## [Prompt]
Find the lines below that contain the string "ratio". Copy each one.

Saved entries

☆ ☆ ☆ ☆

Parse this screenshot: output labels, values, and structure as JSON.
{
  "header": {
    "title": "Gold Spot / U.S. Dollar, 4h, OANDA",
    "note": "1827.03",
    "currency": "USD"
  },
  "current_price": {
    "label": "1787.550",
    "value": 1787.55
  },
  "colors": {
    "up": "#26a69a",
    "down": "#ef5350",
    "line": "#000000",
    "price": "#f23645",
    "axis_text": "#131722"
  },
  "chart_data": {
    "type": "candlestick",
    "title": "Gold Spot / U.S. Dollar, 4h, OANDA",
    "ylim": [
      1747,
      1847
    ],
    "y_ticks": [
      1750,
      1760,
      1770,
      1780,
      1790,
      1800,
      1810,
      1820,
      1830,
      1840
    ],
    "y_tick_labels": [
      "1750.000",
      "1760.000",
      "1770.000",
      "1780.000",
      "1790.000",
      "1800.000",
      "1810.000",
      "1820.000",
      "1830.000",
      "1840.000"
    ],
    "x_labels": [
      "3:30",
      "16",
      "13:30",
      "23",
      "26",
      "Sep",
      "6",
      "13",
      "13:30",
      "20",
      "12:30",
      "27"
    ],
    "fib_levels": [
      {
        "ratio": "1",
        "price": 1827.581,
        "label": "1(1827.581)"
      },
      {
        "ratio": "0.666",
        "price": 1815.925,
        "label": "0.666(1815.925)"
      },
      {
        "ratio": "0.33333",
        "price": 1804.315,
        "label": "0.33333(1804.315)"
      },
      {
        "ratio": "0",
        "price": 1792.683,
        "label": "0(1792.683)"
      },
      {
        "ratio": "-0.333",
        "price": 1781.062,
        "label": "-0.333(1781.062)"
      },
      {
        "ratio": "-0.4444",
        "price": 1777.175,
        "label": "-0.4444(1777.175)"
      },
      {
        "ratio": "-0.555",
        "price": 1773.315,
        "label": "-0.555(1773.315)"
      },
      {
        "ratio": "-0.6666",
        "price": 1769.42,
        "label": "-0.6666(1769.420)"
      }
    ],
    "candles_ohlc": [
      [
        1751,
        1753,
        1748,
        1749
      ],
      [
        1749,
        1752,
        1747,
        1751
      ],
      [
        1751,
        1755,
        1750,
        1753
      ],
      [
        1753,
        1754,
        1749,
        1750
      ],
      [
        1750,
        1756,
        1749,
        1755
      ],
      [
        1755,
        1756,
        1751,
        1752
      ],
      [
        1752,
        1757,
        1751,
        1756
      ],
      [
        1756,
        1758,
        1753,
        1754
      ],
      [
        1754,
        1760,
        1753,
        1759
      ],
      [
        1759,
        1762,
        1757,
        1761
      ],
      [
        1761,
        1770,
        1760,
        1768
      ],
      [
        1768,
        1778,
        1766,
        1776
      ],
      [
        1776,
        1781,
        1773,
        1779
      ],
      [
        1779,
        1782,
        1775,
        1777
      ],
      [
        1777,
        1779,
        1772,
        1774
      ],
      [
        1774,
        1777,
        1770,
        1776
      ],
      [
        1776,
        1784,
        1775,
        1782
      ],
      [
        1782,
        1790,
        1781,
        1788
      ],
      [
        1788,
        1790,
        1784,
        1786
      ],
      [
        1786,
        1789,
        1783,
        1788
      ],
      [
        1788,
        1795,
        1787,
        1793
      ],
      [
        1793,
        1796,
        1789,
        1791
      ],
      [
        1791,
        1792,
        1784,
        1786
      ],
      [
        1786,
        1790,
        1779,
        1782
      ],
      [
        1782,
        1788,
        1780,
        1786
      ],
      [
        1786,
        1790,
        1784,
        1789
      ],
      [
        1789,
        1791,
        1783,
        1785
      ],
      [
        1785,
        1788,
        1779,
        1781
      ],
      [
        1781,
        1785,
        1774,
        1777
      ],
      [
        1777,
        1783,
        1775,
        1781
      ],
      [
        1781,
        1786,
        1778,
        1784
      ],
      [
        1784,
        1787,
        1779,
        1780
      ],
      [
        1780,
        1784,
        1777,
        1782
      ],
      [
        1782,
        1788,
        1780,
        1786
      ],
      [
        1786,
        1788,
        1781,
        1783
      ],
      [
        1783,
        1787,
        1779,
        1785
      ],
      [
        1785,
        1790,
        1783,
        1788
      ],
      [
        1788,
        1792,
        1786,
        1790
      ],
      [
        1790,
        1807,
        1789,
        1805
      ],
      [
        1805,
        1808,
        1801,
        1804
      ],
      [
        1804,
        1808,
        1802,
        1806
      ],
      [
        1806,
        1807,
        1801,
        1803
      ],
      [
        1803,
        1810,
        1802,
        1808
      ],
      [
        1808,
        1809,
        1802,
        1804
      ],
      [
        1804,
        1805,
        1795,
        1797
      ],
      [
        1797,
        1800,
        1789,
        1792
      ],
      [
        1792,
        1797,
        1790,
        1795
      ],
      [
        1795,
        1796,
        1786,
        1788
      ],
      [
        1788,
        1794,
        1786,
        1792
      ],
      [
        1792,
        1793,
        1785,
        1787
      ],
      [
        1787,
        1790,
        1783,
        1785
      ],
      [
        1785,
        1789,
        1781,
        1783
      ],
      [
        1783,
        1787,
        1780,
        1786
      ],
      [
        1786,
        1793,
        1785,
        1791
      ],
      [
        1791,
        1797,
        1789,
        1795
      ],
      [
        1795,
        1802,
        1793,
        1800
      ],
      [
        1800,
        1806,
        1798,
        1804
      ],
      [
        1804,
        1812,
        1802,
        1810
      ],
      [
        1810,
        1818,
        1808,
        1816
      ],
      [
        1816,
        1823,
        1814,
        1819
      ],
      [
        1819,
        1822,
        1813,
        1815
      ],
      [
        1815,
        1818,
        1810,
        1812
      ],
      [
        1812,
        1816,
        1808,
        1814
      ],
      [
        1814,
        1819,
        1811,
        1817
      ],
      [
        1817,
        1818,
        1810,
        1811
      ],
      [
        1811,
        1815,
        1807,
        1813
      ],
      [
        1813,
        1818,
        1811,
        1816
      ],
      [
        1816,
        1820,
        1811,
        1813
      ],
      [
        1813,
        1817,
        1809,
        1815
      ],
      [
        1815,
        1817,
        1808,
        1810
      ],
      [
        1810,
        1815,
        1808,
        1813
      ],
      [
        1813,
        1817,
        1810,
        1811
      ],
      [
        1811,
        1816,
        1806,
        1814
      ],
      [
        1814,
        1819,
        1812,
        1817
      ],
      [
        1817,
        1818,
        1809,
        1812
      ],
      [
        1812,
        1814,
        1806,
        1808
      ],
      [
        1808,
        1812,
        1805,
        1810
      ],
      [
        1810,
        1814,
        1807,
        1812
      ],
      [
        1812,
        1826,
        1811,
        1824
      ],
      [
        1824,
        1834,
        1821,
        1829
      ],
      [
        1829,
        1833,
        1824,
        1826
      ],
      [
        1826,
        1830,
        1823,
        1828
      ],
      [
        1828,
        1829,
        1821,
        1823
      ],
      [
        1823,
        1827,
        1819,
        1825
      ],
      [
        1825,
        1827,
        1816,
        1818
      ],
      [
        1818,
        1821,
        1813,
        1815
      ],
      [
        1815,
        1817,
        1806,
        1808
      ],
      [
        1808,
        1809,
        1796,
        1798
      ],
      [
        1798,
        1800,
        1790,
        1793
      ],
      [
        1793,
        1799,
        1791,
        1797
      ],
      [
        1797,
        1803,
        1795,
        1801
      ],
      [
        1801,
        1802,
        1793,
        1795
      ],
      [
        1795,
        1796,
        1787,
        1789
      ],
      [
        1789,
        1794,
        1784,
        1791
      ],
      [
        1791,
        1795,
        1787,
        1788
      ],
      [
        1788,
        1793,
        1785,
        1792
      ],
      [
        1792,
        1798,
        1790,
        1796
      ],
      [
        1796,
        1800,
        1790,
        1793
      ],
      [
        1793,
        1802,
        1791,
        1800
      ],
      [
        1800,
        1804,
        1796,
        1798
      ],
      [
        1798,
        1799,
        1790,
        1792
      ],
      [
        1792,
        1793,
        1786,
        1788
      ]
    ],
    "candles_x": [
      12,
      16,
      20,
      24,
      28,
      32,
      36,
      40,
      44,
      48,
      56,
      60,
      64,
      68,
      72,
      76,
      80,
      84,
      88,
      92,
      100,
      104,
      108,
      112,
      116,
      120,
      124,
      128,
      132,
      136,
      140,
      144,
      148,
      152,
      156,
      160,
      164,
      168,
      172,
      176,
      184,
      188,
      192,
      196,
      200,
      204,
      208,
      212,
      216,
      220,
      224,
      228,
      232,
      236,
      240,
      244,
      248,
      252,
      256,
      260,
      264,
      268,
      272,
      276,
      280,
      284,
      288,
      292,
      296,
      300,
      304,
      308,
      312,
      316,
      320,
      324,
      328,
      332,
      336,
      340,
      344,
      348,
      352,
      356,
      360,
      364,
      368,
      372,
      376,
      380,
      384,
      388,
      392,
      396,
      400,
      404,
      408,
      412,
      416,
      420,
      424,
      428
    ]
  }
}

☆ ☆ ☆ ☆

## [Finished task]
        "ratio": "1",
        "ratio": "0.666",
        "ratio": "0.33333",
        "ratio": "0",
        "ratio": "-0.333",
        "ratio": "-0.4444",
        "ratio": "-0.555",
        "ratio": "-0.6666",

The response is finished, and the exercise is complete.